• YOUR OBJECTIVE: Your task is to repeat all of the data exactly while excluding the pictures.

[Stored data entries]
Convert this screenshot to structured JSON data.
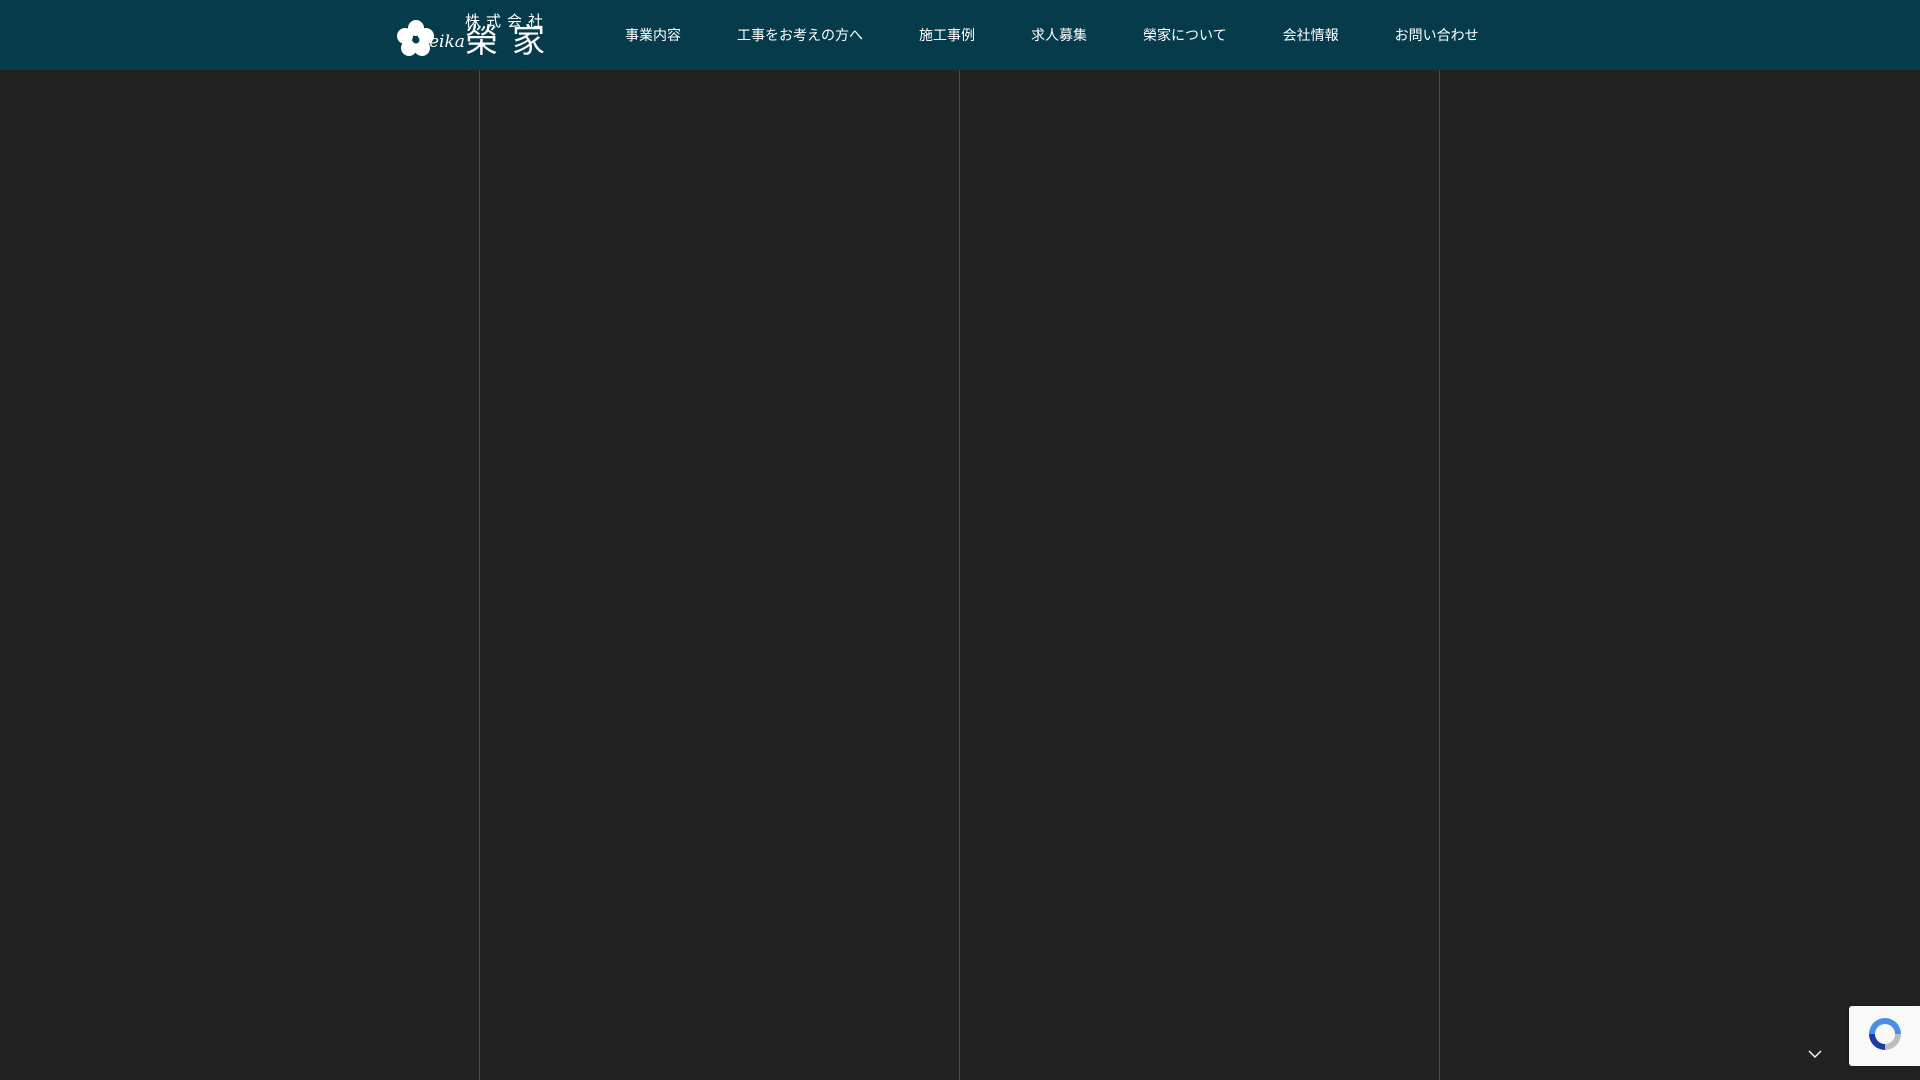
{
  "header": {
    "logo": {
      "small_text": "株式会社",
      "script_text": "eika",
      "kanji": "榮家"
    },
    "nav": [
      {
        "label": "事業内容"
      },
      {
        "label": "工事をお考えの方へ"
      },
      {
        "label": "施工事例"
      },
      {
        "label": "求人募集"
      },
      {
        "label": "榮家について"
      },
      {
        "label": "会社情報"
      },
      {
        "label": "お問い合わせ"
      }
    ]
  },
  "colors": {
    "header_bg": "#053b4a",
    "page_bg": "#222222",
    "grid_line": "#4a4a4a",
    "text": "#ffffff"
  },
  "icons": {
    "logo_mark": "flower-icon",
    "recaptcha": "recaptcha-icon",
    "scroll": "chevron-down-icon"
  }
}
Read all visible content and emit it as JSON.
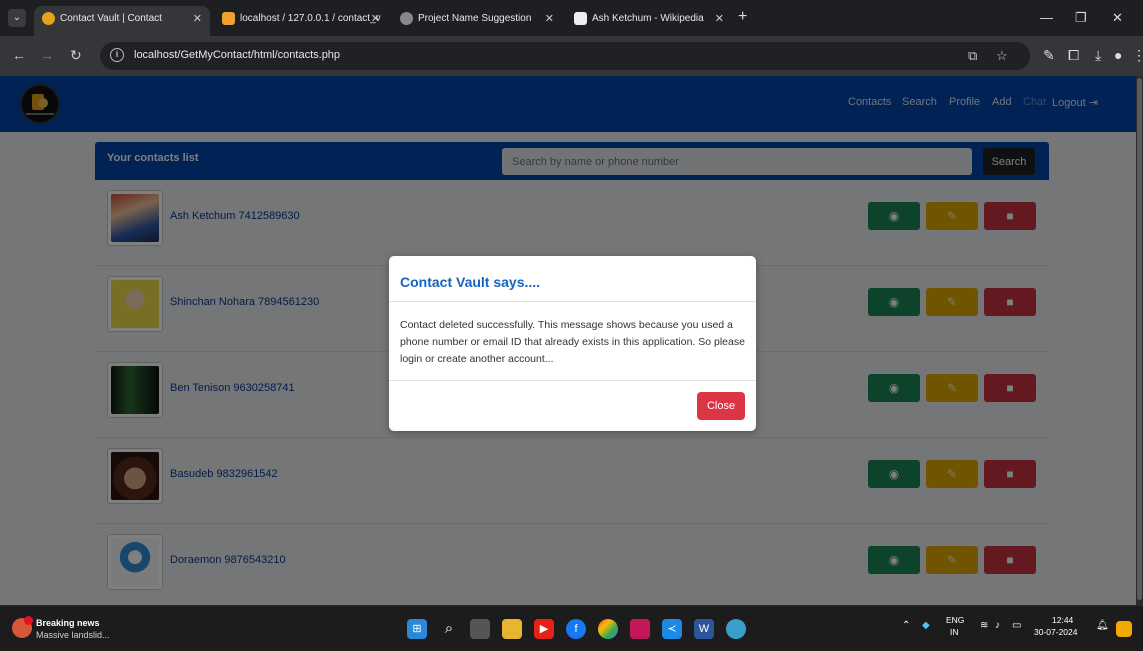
{
  "browser": {
    "tabs": [
      {
        "label": "Contact Vault | Contact",
        "active": true
      },
      {
        "label": "localhost / 127.0.0.1 / contact_v",
        "active": false
      },
      {
        "label": "Project Name Suggestion",
        "active": false
      },
      {
        "label": "Ash Ketchum - Wikipedia",
        "active": false
      }
    ],
    "new_tab": "+",
    "url": "localhost/GetMyContact/html/contacts.php"
  },
  "navbar": {
    "links": [
      "Contacts",
      "Search",
      "Profile",
      "Add",
      "Chat",
      "Logout"
    ]
  },
  "contacts_card": {
    "title": "Your contacts list",
    "search_placeholder": "Search by name or phone number",
    "search_button": "Search",
    "contacts": [
      {
        "name": "Ash Ketchum",
        "phone": "7412589630",
        "display": "Ash Ketchum  7412589630"
      },
      {
        "name": "Shinchan Nohara",
        "phone": "7894561230",
        "display": "Shinchan Nohara  7894561230"
      },
      {
        "name": "Ben Tenison",
        "phone": "9630258741",
        "display": "Ben Tenison  9630258741"
      },
      {
        "name": "Basudeb",
        "phone": "9832961542",
        "display": "Basudeb  9832961542"
      },
      {
        "name": "Doraemon",
        "phone": "9876543210",
        "display": "Doraemon  9876543210"
      }
    ]
  },
  "modal": {
    "title": "Contact Vault says....",
    "message": "Contact deleted successfully. This message shows because you used a phone number or email ID that already exists in this application. So please login or create another account...",
    "close_button": "Close"
  },
  "taskbar": {
    "news_title": "Breaking news",
    "news_subtitle": "Massive landslid...",
    "language": "ENG",
    "region": "IN",
    "time": "12:44",
    "date": "30-07-2024"
  },
  "colors": {
    "navbar": "#0044a8",
    "view": "#198754",
    "edit": "#e0a800",
    "delete": "#c9303f",
    "close": "#dc3545"
  }
}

• EXERCISE RESPONSE:
Convert this screenshot to structured JSON data.
{
  "header": {
    "logo": {
      "small_text": "株式会社",
      "script_text": "eika",
      "kanji": "榮家"
    },
    "nav": [
      {
        "label": "事業内容"
      },
      {
        "label": "工事をお考えの方へ"
      },
      {
        "label": "施工事例"
      },
      {
        "label": "求人募集"
      },
      {
        "label": "榮家について"
      },
      {
        "label": "会社情報"
      },
      {
        "label": "お問い合わせ"
      }
    ]
  },
  "colors": {
    "header_bg": "#053b4a",
    "page_bg": "#222222",
    "grid_line": "#4a4a4a",
    "text": "#ffffff"
  },
  "icons": {
    "logo_mark": "flower-icon",
    "recaptcha": "recaptcha-icon",
    "scroll": "chevron-down-icon"
  }
}
Read all visible content and emit it as JSON.
{
  "browser": {
    "tabs": [
      {
        "label": "Contact Vault | Contact",
        "active": true
      },
      {
        "label": "localhost / 127.0.0.1 / contact_v",
        "active": false
      },
      {
        "label": "Project Name Suggestion",
        "active": false
      },
      {
        "label": "Ash Ketchum - Wikipedia",
        "active": false
      }
    ],
    "new_tab": "+",
    "url": "localhost/GetMyContact/html/contacts.php"
  },
  "navbar": {
    "links": [
      "Contacts",
      "Search",
      "Profile",
      "Add",
      "Chat",
      "Logout"
    ]
  },
  "contacts_card": {
    "title": "Your contacts list",
    "search_placeholder": "Search by name or phone number",
    "search_button": "Search",
    "contacts": [
      {
        "name": "Ash Ketchum",
        "phone": "7412589630",
        "display": "Ash Ketchum  7412589630"
      },
      {
        "name": "Shinchan Nohara",
        "phone": "7894561230",
        "display": "Shinchan Nohara  7894561230"
      },
      {
        "name": "Ben Tenison",
        "phone": "9630258741",
        "display": "Ben Tenison  9630258741"
      },
      {
        "name": "Basudeb",
        "phone": "9832961542",
        "display": "Basudeb  9832961542"
      },
      {
        "name": "Doraemon",
        "phone": "9876543210",
        "display": "Doraemon  9876543210"
      }
    ]
  },
  "modal": {
    "title": "Contact Vault says....",
    "message": "Contact deleted successfully. This message shows because you used a phone number or email ID that already exists in this application. So please login or create another account...",
    "close_button": "Close"
  },
  "taskbar": {
    "news_title": "Breaking news",
    "news_subtitle": "Massive landslid...",
    "language": "ENG",
    "region": "IN",
    "time": "12:44",
    "date": "30-07-2024"
  },
  "colors": {
    "navbar": "#0044a8",
    "view": "#198754",
    "edit": "#e0a800",
    "delete": "#c9303f",
    "close": "#dc3545"
  }
}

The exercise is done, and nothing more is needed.